Collected data entries
++++++++++

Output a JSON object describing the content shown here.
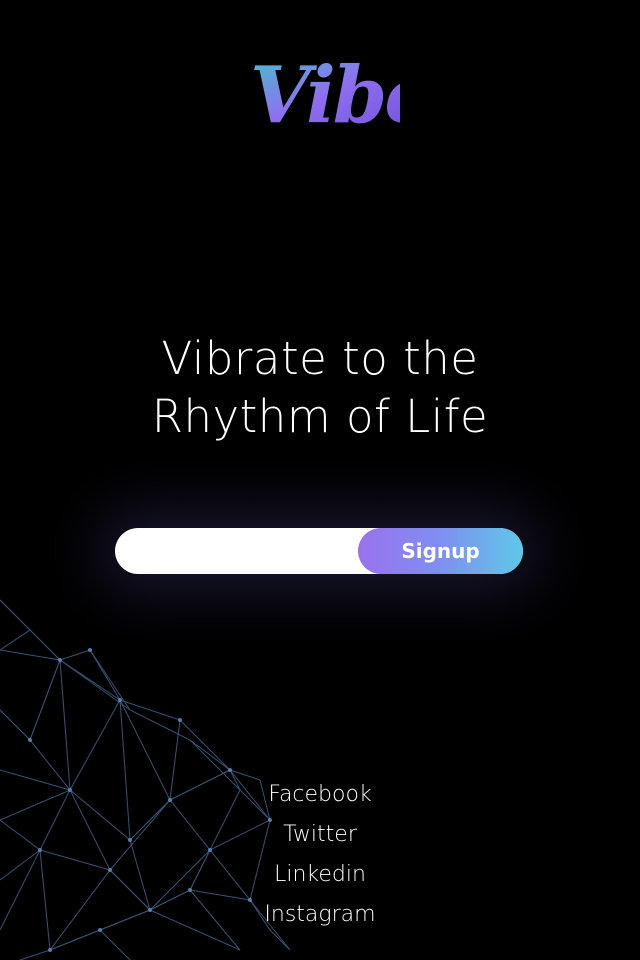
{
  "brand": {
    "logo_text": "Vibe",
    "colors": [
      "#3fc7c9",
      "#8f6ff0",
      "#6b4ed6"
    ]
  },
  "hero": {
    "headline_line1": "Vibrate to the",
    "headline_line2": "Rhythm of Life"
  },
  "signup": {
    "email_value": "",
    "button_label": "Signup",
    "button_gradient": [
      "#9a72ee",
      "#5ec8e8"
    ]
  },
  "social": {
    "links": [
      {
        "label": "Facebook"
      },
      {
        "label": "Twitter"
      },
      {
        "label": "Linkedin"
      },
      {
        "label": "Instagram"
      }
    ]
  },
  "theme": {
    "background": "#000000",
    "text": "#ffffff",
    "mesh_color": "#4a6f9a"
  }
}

++++++++++

*STATED PROBLEM*:
Transcribe the preceding listing in its entirety and with exact wording, leaving out pictures.

*RESPONSE TO THE EXERCISE*:
Output a JSON object describing the content shown here.
{
  "brand": {
    "logo_text": "Vibe",
    "colors": [
      "#3fc7c9",
      "#8f6ff0",
      "#6b4ed6"
    ]
  },
  "hero": {
    "headline_line1": "Vibrate to the",
    "headline_line2": "Rhythm of Life"
  },
  "signup": {
    "email_value": "",
    "button_label": "Signup",
    "button_gradient": [
      "#9a72ee",
      "#5ec8e8"
    ]
  },
  "social": {
    "links": [
      {
        "label": "Facebook"
      },
      {
        "label": "Twitter"
      },
      {
        "label": "Linkedin"
      },
      {
        "label": "Instagram"
      }
    ]
  },
  "theme": {
    "background": "#000000",
    "text": "#ffffff",
    "mesh_color": "#4a6f9a"
  }
}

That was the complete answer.